Your goal> Only the pictures are omitted; repeat all other data exactly.

Extracted material>

━━━━━━━━

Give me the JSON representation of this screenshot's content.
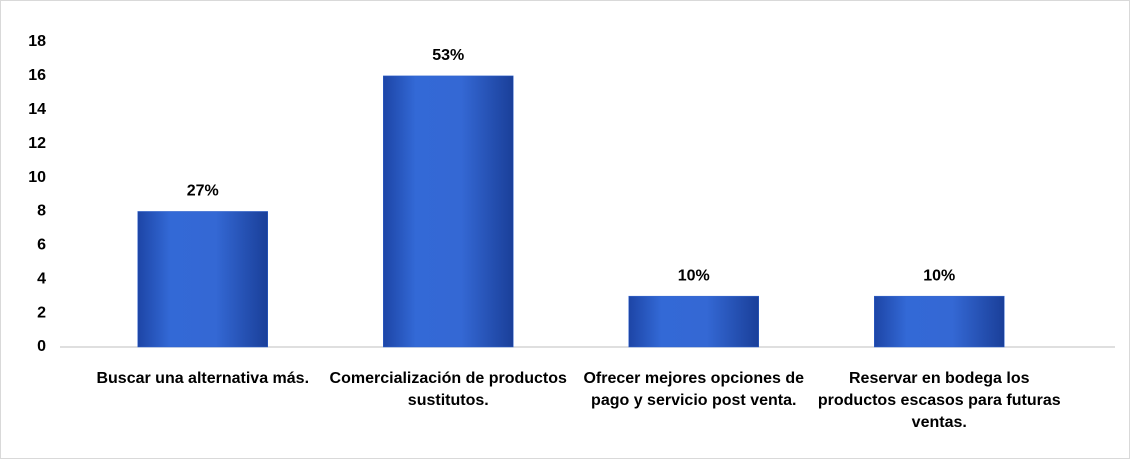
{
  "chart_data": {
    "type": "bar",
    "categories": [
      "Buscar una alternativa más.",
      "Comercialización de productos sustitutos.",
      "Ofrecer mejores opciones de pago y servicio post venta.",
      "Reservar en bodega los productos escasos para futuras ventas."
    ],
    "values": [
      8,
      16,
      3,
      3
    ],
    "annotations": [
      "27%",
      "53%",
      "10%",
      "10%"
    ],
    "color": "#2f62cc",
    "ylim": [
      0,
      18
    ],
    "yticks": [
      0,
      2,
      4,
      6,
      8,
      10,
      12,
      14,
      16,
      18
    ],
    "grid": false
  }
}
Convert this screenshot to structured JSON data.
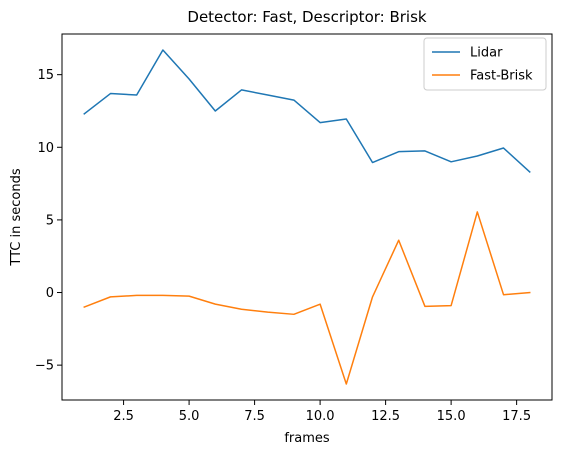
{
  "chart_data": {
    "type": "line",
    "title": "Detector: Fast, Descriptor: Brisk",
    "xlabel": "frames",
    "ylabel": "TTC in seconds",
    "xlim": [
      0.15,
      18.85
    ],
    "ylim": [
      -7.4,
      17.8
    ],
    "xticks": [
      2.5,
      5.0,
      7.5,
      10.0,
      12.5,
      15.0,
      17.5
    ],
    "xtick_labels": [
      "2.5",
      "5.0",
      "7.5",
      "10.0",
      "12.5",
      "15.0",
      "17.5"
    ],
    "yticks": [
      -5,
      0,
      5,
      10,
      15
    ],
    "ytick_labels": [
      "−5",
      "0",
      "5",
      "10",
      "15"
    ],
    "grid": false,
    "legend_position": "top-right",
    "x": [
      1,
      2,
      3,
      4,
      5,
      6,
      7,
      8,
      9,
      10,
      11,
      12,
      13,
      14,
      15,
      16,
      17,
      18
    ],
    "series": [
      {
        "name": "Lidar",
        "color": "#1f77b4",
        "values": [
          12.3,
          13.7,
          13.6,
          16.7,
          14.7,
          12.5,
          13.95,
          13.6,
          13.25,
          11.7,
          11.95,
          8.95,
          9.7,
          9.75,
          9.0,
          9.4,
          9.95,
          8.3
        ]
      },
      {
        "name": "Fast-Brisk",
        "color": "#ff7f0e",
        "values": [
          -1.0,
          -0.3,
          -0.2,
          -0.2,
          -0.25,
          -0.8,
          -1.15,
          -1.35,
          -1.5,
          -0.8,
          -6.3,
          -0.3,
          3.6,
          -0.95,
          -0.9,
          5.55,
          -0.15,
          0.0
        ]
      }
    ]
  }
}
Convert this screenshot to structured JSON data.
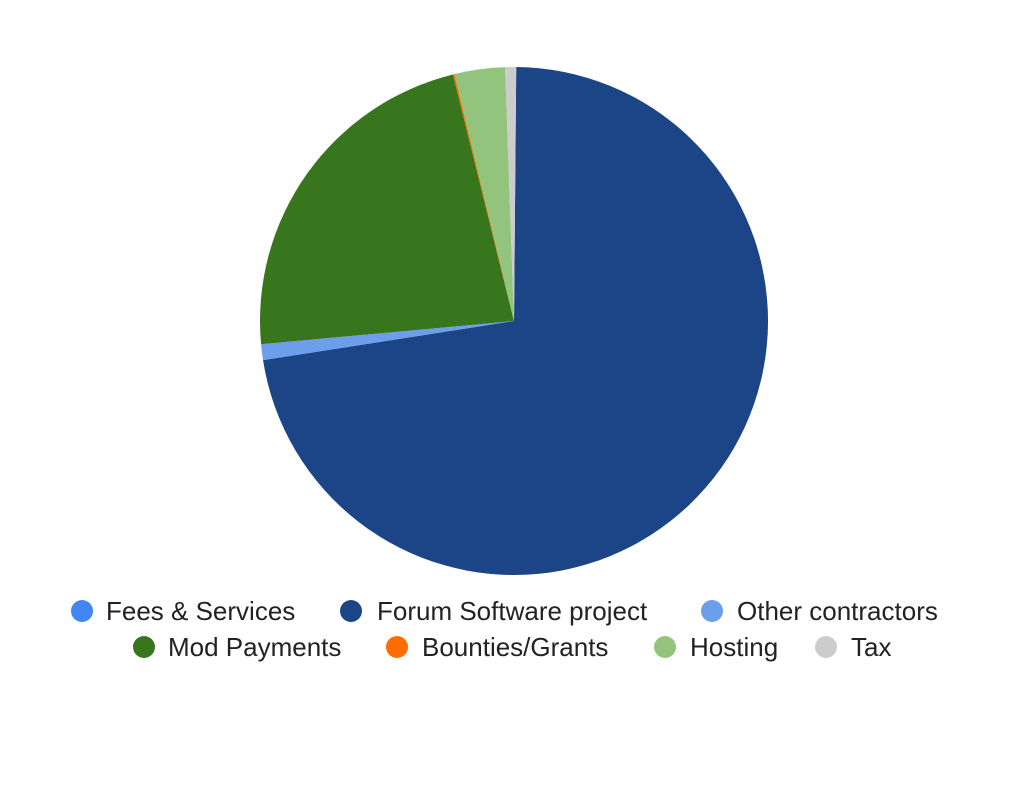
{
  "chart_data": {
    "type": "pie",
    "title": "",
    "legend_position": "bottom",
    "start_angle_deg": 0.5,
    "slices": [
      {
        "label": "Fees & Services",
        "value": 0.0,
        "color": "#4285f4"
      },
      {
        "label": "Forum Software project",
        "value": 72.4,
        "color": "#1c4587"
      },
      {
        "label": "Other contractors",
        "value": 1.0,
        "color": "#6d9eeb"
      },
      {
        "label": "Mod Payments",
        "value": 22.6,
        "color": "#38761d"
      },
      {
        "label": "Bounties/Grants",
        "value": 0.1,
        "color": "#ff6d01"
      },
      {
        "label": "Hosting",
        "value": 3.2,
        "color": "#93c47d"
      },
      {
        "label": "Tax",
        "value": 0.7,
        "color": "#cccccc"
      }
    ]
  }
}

━━━━━━━━

Result for this exercise>
Give me the JSON representation of this screenshot's content.
{
  "chart_data": {
    "type": "bar",
    "categories": [
      "Buscar una alternativa más.",
      "Comercialización de productos sustitutos.",
      "Ofrecer mejores opciones de pago y servicio post venta.",
      "Reservar en bodega los productos escasos para futuras ventas."
    ],
    "values": [
      8,
      16,
      3,
      3
    ],
    "annotations": [
      "27%",
      "53%",
      "10%",
      "10%"
    ],
    "color": "#2f62cc",
    "ylim": [
      0,
      18
    ],
    "yticks": [
      0,
      2,
      4,
      6,
      8,
      10,
      12,
      14,
      16,
      18
    ],
    "grid": false
  }
}
Convert this screenshot to structured JSON data.
{
  "chart_data": {
    "type": "line",
    "title": "Detector: Fast, Descriptor: Brisk",
    "xlabel": "frames",
    "ylabel": "TTC in seconds",
    "xlim": [
      0.15,
      18.85
    ],
    "ylim": [
      -7.4,
      17.8
    ],
    "xticks": [
      2.5,
      5.0,
      7.5,
      10.0,
      12.5,
      15.0,
      17.5
    ],
    "xtick_labels": [
      "2.5",
      "5.0",
      "7.5",
      "10.0",
      "12.5",
      "15.0",
      "17.5"
    ],
    "yticks": [
      -5,
      0,
      5,
      10,
      15
    ],
    "ytick_labels": [
      "−5",
      "0",
      "5",
      "10",
      "15"
    ],
    "grid": false,
    "legend_position": "top-right",
    "x": [
      1,
      2,
      3,
      4,
      5,
      6,
      7,
      8,
      9,
      10,
      11,
      12,
      13,
      14,
      15,
      16,
      17,
      18
    ],
    "series": [
      {
        "name": "Lidar",
        "color": "#1f77b4",
        "values": [
          12.3,
          13.7,
          13.6,
          16.7,
          14.7,
          12.5,
          13.95,
          13.6,
          13.25,
          11.7,
          11.95,
          8.95,
          9.7,
          9.75,
          9.0,
          9.4,
          9.95,
          8.3
        ]
      },
      {
        "name": "Fast-Brisk",
        "color": "#ff7f0e",
        "values": [
          -1.0,
          -0.3,
          -0.2,
          -0.2,
          -0.25,
          -0.8,
          -1.15,
          -1.35,
          -1.5,
          -0.8,
          -6.3,
          -0.3,
          3.6,
          -0.95,
          -0.9,
          5.55,
          -0.15,
          0.0
        ]
      }
    ]
  }
}
Convert this screenshot to structured JSON data.
{
  "chart_data": {
    "type": "pie",
    "title": "",
    "legend_position": "bottom",
    "start_angle_deg": 0.5,
    "slices": [
      {
        "label": "Fees & Services",
        "value": 0.0,
        "color": "#4285f4"
      },
      {
        "label": "Forum Software project",
        "value": 72.4,
        "color": "#1c4587"
      },
      {
        "label": "Other contractors",
        "value": 1.0,
        "color": "#6d9eeb"
      },
      {
        "label": "Mod Payments",
        "value": 22.6,
        "color": "#38761d"
      },
      {
        "label": "Bounties/Grants",
        "value": 0.1,
        "color": "#ff6d01"
      },
      {
        "label": "Hosting",
        "value": 3.2,
        "color": "#93c47d"
      },
      {
        "label": "Tax",
        "value": 0.7,
        "color": "#cccccc"
      }
    ]
  }
}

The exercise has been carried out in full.